▶ _Provided entries_
──────────
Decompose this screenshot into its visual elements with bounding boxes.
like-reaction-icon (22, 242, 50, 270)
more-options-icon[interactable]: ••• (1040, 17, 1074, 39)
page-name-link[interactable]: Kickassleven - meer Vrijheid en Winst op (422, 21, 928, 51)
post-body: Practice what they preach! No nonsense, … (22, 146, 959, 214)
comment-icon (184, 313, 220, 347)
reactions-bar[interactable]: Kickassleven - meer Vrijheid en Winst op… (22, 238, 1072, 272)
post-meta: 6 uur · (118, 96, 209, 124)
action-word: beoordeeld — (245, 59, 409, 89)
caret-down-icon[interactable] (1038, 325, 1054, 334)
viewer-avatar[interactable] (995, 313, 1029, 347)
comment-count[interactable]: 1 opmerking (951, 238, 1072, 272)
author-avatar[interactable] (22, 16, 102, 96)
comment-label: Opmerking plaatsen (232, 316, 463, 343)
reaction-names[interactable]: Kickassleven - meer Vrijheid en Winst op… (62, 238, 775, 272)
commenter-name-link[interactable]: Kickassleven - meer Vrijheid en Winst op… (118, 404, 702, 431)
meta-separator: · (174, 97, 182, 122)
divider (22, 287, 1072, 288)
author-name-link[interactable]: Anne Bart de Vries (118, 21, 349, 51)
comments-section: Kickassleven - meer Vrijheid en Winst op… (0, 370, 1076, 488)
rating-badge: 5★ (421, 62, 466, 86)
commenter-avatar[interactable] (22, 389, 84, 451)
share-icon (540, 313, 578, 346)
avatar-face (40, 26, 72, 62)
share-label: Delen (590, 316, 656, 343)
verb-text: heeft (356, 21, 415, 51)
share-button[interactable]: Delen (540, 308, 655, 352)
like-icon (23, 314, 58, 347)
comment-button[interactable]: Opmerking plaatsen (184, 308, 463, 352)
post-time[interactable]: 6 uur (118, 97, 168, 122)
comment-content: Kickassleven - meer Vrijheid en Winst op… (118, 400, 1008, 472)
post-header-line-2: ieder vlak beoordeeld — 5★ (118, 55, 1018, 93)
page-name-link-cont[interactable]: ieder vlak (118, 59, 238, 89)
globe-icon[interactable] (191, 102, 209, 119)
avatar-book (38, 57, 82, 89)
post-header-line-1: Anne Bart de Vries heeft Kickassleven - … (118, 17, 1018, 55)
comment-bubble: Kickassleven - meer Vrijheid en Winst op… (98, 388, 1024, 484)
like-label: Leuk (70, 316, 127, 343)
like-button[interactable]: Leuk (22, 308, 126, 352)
──────────
▶ _Task objective_
Repeat word for word the stretch from the start of the records through the line containing "post-body: Practice what".

▶ _Result of this exercise_
Decompose this screenshot into its visual elements with bounding boxes.
like-reaction-icon (22, 242, 50, 270)
more-options-icon[interactable]: ••• (1040, 17, 1074, 39)
page-name-link[interactable]: Kickassleven - meer Vrijheid en Winst op (422, 21, 928, 51)
post-body: Practice what they preach! No nonsense, … (22, 146, 959, 214)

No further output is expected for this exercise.